DESCRIPTION OF THE TASK -
Output the entries verbatim, including every line.

[Stored records]
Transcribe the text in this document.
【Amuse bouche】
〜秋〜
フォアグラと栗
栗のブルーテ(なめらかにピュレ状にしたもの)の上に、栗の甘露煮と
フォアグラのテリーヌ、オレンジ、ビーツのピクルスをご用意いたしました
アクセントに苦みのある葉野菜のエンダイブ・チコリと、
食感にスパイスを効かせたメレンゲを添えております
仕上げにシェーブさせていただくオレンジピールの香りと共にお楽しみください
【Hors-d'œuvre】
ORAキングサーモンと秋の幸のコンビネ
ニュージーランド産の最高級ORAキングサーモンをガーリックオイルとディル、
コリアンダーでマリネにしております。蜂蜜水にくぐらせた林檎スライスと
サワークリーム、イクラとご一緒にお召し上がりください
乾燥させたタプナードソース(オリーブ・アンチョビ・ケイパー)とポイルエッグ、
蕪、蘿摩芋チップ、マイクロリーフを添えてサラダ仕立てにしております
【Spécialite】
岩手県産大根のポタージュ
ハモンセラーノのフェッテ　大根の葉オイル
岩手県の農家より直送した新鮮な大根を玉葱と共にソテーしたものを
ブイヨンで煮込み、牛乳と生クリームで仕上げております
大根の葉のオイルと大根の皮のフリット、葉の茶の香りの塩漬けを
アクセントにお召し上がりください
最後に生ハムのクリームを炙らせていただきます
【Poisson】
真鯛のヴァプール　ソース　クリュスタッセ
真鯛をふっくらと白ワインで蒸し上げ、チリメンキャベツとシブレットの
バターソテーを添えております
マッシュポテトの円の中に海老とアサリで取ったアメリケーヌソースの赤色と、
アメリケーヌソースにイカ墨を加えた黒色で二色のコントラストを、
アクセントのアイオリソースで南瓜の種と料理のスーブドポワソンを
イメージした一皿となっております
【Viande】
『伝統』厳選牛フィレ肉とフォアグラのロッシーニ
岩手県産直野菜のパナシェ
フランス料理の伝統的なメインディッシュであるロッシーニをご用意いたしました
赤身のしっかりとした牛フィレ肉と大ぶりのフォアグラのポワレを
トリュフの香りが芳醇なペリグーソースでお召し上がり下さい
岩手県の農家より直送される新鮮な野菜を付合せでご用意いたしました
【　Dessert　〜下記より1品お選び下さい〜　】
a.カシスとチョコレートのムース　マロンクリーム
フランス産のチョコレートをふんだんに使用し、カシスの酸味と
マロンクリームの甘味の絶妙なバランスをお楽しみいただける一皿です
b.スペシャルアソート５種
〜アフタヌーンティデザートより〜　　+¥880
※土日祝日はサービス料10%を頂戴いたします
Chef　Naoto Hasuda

ANSWER IN FULL -
Transcribe the text in this document.
【Amuse bouche】
〜秋〜
フォアグラと栗
栗のブルーテ(なめらかにピュレ状にしたもの)の上に、栗の甘露煮と
フォアグラのテリーヌ、オレンジ、ビーツのピクルスをご用意いたしました
アクセントに苦みのある葉野菜のエンダイブ・チコリと、
食感にスパイスを効かせたメレンゲを添えております
仕上げにシェーブさせていただくオレンジピールの香りと共にお楽しみください
【Hors-d'œuvre】
ORAキングサーモンと秋の幸のコンビネ
ニュージーランド産の最高級ORAキングサーモンをガーリックオイルとディル、
コリアンダーでマリネにしております。蜂蜜水にくぐらせた林檎スライスと
サワークリーム、イクラとご一緒にお召し上がりください
乾燥させたタプナードソース(オリーブ・アンチョビ・ケイパー)とポイルエッグ、
蕪、蘿摩芋チップ、マイクロリーフを添えてサラダ仕立てにしております
【Spécialite】
岩手県産大根のポタージュ
ハモンセラーノのフェッテ　大根の葉オイル
岩手県の農家より直送した新鮮な大根を玉葱と共にソテーしたものを
ブイヨンで煮込み、牛乳と生クリームで仕上げております
大根の葉のオイルと大根の皮のフリット、葉の茶の香りの塩漬けを
アクセントにお召し上がりください
最後に生ハムのクリームを炙らせていただきます
【Poisson】
真鯛のヴァプール　ソース　クリュスタッセ
真鯛をふっくらと白ワインで蒸し上げ、チリメンキャベツとシブレットの
バターソテーを添えております
マッシュポテトの円の中に海老とアサリで取ったアメリケーヌソースの赤色と、
アメリケーヌソースにイカ墨を加えた黒色で二色のコントラストを、
アクセントのアイオリソースで南瓜の種と料理のスーブドポワソンを
イメージした一皿となっております
【Viande】
『伝統』厳選牛フィレ肉とフォアグラのロッシーニ
岩手県産直野菜のパナシェ
フランス料理の伝統的なメインディッシュであるロッシーニをご用意いたしました
赤身のしっかりとした牛フィレ肉と大ぶりのフォアグラのポワレを
トリュフの香りが芳醇なペリグーソースでお召し上がり下さい
岩手県の農家より直送される新鮮な野菜を付合せでご用意いたしました
【　Dessert　〜下記より1品お選び下さい〜　】
a.カシスとチョコレートのムース　マロンクリーム
フランス産のチョコレートをふんだんに使用し、カシスの酸味と
マロンクリームの甘味の絶妙なバランスをお楽しみいただける一皿です
b.スペシャルアソート５種
〜アフタヌーンティデザートより〜　　+¥880
※土日祝日はサービス料10%を頂戴いたします
Chef　Naoto Hasuda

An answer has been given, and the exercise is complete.